_Task to complete_
Identify, in the records below, every line where the string "name" appears, and copy each such line.
[begin Given entries]
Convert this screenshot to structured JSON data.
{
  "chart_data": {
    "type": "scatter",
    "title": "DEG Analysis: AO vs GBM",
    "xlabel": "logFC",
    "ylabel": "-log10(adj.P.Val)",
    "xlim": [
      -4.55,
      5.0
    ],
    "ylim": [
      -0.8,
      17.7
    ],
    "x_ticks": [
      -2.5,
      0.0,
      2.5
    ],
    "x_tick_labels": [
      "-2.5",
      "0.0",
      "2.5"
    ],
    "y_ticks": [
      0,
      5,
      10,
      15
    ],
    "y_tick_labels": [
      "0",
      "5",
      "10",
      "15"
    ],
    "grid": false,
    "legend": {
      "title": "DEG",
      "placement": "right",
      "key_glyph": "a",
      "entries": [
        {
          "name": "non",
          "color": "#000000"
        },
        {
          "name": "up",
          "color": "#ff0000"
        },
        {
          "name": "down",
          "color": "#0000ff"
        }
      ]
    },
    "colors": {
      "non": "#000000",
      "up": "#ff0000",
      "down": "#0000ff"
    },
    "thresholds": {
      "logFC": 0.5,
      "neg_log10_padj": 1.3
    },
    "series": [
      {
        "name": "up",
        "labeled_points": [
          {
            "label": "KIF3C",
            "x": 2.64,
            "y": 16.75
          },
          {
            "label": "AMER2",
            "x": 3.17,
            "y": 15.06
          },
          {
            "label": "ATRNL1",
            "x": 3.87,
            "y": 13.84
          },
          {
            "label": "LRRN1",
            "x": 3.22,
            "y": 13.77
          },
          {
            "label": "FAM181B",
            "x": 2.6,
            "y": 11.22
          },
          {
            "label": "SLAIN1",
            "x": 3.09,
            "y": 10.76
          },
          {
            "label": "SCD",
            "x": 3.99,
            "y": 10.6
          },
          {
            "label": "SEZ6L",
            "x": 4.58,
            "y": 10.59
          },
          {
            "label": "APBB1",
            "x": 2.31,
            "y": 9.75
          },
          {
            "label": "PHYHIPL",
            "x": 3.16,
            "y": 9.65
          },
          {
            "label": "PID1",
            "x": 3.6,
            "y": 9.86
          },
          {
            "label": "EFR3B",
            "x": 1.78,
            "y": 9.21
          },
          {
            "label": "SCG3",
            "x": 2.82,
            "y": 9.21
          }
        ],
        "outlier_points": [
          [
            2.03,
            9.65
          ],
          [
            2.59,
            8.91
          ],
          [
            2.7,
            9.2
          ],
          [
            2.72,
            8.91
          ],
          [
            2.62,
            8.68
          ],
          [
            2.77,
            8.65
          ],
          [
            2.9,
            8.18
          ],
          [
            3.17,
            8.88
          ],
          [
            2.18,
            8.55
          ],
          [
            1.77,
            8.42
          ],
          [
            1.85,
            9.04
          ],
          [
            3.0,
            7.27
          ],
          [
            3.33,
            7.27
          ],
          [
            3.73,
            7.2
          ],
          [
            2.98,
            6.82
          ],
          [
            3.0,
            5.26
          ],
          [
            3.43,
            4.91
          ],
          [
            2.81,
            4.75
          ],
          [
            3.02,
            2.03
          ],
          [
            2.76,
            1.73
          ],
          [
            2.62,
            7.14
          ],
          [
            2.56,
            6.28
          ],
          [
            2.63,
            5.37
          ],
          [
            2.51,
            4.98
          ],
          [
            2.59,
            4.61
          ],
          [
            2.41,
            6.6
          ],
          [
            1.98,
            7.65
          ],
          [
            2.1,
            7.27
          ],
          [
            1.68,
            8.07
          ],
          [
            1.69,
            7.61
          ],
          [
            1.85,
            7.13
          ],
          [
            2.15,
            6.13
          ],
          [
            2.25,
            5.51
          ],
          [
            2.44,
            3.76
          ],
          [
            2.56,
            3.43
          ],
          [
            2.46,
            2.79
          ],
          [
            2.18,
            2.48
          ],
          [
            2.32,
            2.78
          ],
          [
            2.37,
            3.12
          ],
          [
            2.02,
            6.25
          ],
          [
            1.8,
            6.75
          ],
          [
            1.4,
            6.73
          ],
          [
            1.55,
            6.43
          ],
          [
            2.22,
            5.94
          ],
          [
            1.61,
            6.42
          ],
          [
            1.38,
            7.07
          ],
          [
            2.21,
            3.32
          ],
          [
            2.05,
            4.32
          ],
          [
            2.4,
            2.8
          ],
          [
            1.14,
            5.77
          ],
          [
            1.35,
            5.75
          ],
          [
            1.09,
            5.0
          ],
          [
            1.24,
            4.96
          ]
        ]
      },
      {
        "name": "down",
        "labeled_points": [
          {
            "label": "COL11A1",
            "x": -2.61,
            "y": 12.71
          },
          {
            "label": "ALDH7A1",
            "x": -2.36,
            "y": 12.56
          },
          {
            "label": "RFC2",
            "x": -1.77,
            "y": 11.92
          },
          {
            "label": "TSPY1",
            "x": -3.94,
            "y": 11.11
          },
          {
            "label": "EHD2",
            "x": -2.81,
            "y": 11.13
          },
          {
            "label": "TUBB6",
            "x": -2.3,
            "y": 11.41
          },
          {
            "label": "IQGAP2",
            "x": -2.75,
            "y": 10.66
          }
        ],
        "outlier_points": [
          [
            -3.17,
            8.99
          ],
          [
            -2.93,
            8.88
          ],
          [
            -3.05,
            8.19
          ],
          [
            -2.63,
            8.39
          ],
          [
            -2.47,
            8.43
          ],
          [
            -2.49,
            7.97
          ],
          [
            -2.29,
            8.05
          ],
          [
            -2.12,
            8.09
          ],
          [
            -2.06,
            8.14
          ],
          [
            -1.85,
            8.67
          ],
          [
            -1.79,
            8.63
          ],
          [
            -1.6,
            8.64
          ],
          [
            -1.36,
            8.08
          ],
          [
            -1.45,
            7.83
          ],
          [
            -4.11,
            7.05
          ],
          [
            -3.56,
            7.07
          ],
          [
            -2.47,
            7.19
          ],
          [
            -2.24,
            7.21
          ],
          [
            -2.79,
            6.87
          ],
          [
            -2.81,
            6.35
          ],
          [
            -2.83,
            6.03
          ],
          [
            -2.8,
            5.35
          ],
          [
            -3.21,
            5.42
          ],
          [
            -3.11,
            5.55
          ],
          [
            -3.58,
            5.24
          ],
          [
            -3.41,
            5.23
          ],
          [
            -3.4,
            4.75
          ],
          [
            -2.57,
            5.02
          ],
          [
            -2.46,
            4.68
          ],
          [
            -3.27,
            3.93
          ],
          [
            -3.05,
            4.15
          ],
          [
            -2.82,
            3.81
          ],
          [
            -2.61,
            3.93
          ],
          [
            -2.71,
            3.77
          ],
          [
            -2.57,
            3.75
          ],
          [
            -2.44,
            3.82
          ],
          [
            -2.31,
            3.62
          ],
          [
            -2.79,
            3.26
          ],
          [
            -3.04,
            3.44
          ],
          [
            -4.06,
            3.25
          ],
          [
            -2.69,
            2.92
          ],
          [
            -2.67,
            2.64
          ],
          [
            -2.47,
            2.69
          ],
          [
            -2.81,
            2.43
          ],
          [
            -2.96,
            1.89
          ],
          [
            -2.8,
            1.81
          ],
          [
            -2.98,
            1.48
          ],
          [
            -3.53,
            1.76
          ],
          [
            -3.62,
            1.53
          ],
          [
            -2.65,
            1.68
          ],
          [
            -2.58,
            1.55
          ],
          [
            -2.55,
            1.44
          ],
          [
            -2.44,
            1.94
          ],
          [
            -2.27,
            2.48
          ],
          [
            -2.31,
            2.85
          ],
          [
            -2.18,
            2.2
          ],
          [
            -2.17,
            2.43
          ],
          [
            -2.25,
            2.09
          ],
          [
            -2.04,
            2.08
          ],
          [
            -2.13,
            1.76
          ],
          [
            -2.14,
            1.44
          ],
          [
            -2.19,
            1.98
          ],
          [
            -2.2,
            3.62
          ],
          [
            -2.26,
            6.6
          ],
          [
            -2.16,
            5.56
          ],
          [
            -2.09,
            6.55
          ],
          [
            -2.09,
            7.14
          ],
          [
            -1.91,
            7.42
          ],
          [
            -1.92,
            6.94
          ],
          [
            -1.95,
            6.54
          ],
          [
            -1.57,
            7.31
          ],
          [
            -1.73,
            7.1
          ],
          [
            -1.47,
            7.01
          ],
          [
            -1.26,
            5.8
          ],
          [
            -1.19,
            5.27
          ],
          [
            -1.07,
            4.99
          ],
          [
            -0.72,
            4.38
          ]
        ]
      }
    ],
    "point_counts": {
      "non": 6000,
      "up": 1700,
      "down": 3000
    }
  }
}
[end Given entries]
_Full solution_
          "name": "non",
          "name": "up",
          "name": "down",
        "name": "up",
        "name": "down",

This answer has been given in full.